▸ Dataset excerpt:
——

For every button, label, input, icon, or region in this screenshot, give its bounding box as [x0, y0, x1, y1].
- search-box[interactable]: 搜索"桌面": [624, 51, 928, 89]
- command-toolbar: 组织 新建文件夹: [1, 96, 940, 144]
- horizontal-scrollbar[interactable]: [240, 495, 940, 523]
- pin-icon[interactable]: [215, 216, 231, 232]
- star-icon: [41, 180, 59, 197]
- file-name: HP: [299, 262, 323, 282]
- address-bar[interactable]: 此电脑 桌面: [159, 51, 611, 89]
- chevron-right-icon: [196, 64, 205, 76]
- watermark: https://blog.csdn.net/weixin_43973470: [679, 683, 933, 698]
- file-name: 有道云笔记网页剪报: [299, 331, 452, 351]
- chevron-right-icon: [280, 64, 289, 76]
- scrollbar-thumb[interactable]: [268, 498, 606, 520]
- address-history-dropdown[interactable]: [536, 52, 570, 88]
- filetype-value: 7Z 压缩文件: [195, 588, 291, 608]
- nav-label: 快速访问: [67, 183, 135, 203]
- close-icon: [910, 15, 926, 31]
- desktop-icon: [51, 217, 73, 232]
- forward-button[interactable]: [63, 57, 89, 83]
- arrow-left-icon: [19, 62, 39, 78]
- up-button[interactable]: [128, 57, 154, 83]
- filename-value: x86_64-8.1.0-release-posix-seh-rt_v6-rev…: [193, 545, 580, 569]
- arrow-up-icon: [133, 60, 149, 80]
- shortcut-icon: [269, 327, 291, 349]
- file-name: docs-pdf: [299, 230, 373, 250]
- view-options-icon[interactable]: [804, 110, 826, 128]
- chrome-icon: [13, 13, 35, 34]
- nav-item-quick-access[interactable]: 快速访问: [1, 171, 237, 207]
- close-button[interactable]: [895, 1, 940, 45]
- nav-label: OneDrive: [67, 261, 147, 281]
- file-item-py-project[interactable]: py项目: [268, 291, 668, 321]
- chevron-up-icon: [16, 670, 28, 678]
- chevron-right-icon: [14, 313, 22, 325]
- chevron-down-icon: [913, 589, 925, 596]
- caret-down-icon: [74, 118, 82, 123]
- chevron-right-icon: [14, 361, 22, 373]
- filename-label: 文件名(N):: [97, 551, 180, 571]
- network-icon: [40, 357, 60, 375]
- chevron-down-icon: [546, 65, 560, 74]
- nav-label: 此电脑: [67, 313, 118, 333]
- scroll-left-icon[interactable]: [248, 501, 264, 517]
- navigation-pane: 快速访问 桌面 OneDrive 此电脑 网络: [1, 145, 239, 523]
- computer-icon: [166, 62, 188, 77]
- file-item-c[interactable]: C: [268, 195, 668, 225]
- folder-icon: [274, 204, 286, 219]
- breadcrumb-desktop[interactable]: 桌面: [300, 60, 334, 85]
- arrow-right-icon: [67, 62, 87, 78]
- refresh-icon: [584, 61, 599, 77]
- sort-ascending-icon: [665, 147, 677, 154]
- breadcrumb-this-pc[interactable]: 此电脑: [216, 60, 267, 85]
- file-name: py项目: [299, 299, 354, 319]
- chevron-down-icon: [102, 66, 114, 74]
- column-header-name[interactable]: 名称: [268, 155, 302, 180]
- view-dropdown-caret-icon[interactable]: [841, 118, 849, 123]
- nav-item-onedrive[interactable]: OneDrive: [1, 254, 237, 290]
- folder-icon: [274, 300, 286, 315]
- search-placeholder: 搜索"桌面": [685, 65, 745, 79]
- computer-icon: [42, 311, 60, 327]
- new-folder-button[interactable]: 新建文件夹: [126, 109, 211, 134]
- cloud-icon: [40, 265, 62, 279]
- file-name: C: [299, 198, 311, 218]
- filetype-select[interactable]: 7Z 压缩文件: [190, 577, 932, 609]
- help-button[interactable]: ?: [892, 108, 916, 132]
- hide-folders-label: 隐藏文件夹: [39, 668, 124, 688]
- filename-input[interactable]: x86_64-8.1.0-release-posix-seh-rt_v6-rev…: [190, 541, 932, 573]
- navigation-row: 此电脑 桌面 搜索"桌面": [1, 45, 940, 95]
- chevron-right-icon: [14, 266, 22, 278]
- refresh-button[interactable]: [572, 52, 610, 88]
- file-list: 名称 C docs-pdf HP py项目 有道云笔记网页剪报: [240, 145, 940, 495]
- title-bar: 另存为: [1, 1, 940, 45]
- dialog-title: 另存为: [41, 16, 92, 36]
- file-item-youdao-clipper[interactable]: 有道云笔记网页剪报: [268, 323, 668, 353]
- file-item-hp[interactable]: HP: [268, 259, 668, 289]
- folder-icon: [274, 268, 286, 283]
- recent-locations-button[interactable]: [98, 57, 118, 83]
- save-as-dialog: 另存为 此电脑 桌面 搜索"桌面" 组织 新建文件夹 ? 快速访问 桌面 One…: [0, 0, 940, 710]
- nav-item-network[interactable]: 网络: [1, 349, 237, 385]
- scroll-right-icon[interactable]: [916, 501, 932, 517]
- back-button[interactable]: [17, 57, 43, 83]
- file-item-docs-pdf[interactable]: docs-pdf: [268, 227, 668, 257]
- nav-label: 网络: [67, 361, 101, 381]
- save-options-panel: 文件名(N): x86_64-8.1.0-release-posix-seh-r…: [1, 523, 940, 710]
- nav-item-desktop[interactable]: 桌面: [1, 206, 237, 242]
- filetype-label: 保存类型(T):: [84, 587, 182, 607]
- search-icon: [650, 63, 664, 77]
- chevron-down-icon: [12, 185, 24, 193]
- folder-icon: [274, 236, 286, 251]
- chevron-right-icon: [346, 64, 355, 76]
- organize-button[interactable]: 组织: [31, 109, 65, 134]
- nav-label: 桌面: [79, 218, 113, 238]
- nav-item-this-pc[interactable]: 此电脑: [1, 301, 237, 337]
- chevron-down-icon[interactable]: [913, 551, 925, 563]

——

Retype every line of the dataset excerpt above without changing anything.

▸ WRITTEN ANSWER:
For every button, label, input, icon, or region in this screenshot, give its bounding box as [x0, y0, x1, y1].
- search-box[interactable]: 搜索"桌面": [624, 51, 928, 89]
- command-toolbar: 组织 新建文件夹: [1, 96, 940, 144]
- horizontal-scrollbar[interactable]: [240, 495, 940, 523]
- pin-icon[interactable]: [215, 216, 231, 232]
- star-icon: [41, 180, 59, 197]
- file-name: HP: [299, 262, 323, 282]
- address-bar[interactable]: 此电脑 桌面: [159, 51, 611, 89]
- chevron-right-icon: [196, 64, 205, 76]
- watermark: https://blog.csdn.net/weixin_43973470: [679, 683, 933, 698]
- file-name: 有道云笔记网页剪报: [299, 331, 452, 351]
- chevron-right-icon: [280, 64, 289, 76]
- scrollbar-thumb[interactable]: [268, 498, 606, 520]
- address-history-dropdown[interactable]: [536, 52, 570, 88]
- filetype-value: 7Z 压缩文件: [195, 588, 291, 608]
- nav-label: 快速访问: [67, 183, 135, 203]
- close-icon: [910, 15, 926, 31]
- desktop-icon: [51, 217, 73, 232]
- forward-button[interactable]: [63, 57, 89, 83]
- arrow-left-icon: [19, 62, 39, 78]
- up-button[interactable]: [128, 57, 154, 83]
- filename-value: x86_64-8.1.0-release-posix-seh-rt_v6-rev…: [193, 545, 580, 569]
- arrow-up-icon: [133, 60, 149, 80]
- shortcut-icon: [269, 327, 291, 349]
- file-name: docs-pdf: [299, 230, 373, 250]
- view-options-icon[interactable]: [804, 110, 826, 128]
- chrome-icon: [13, 13, 35, 34]
- nav-item-quick-access[interactable]: 快速访问: [1, 171, 237, 207]
- close-button[interactable]: [895, 1, 940, 45]
- nav-label: OneDrive: [67, 261, 147, 281]
- file-item-py-project[interactable]: py项目: [268, 291, 668, 321]
- chevron-up-icon: [16, 670, 28, 678]
- chevron-right-icon: [14, 313, 22, 325]
- chevron-down-icon: [913, 589, 925, 596]
- caret-down-icon: [74, 118, 82, 123]
- chevron-right-icon: [14, 361, 22, 373]
- filename-label: 文件名(N):: [97, 551, 180, 571]
- network-icon: [40, 357, 60, 375]
- chevron-down-icon: [546, 65, 560, 74]
- nav-label: 此电脑: [67, 313, 118, 333]
- scroll-left-icon[interactable]: [248, 501, 264, 517]
- navigation-pane: 快速访问 桌面 OneDrive 此电脑 网络: [1, 145, 239, 523]
- computer-icon: [166, 62, 188, 77]
- file-item-c[interactable]: C: [268, 195, 668, 225]
- folder-icon: [274, 204, 286, 219]
- breadcrumb-desktop[interactable]: 桌面: [300, 60, 334, 85]
- arrow-right-icon: [67, 62, 87, 78]
- refresh-icon: [584, 61, 599, 77]
- sort-ascending-icon: [665, 147, 677, 154]
- breadcrumb-this-pc[interactable]: 此电脑: [216, 60, 267, 85]
- file-name: py项目: [299, 299, 354, 319]
- chevron-down-icon: [102, 66, 114, 74]
- column-header-name[interactable]: 名称: [268, 155, 302, 180]
- view-dropdown-caret-icon[interactable]: [841, 118, 849, 123]
- nav-item-onedrive[interactable]: OneDrive: [1, 254, 237, 290]
- folder-icon: [274, 300, 286, 315]
- search-placeholder: 搜索"桌面": [685, 65, 745, 79]
- computer-icon: [42, 311, 60, 327]
- new-folder-button[interactable]: 新建文件夹: [126, 109, 211, 134]
- cloud-icon: [40, 265, 62, 279]
- file-name: C: [299, 198, 311, 218]
- filetype-select[interactable]: 7Z 压缩文件: [190, 577, 932, 609]
- help-button[interactable]: ?: [892, 108, 916, 132]
- hide-folders-label: 隐藏文件夹: [39, 668, 124, 688]
- filename-input[interactable]: x86_64-8.1.0-release-posix-seh-rt_v6-rev…: [190, 541, 932, 573]
- navigation-row: 此电脑 桌面 搜索"桌面": [1, 45, 940, 95]
- chevron-right-icon: [14, 266, 22, 278]
- refresh-button[interactable]: [572, 52, 610, 88]
- file-list: 名称 C docs-pdf HP py项目 有道云笔记网页剪报: [240, 145, 940, 495]
- title-bar: 另存为: [1, 1, 940, 45]
- dialog-title: 另存为: [41, 16, 92, 36]
- file-item-youdao-clipper[interactable]: 有道云笔记网页剪报: [268, 323, 668, 353]
- file-item-hp[interactable]: HP: [268, 259, 668, 289]
- folder-icon: [274, 268, 286, 283]
- recent-locations-button[interactable]: [98, 57, 118, 83]
- save-as-dialog: 另存为 此电脑 桌面 搜索"桌面" 组织 新建文件夹 ? 快速访问 桌面 One…: [0, 0, 940, 710]
- nav-item-network[interactable]: 网络: [1, 349, 237, 385]
- scroll-right-icon[interactable]: [916, 501, 932, 517]
- back-button[interactable]: [17, 57, 43, 83]
- file-item-docs-pdf[interactable]: docs-pdf: [268, 227, 668, 257]
- nav-label: 网络: [67, 361, 101, 381]
- save-options-panel: 文件名(N): x86_64-8.1.0-release-posix-seh-r…: [1, 523, 940, 710]
- nav-item-desktop[interactable]: 桌面: [1, 206, 237, 242]
- filetype-label: 保存类型(T):: [84, 587, 182, 607]
- search-icon: [650, 63, 664, 77]
- chevron-down-icon: [12, 185, 24, 193]
- folder-icon: [274, 236, 286, 251]
- chevron-right-icon: [346, 64, 355, 76]
- organize-button[interactable]: 组织: [31, 109, 65, 134]
- nav-label: 桌面: [79, 218, 113, 238]
- nav-item-this-pc[interactable]: 此电脑: [1, 301, 237, 337]
- chevron-down-icon[interactable]: [913, 551, 925, 563]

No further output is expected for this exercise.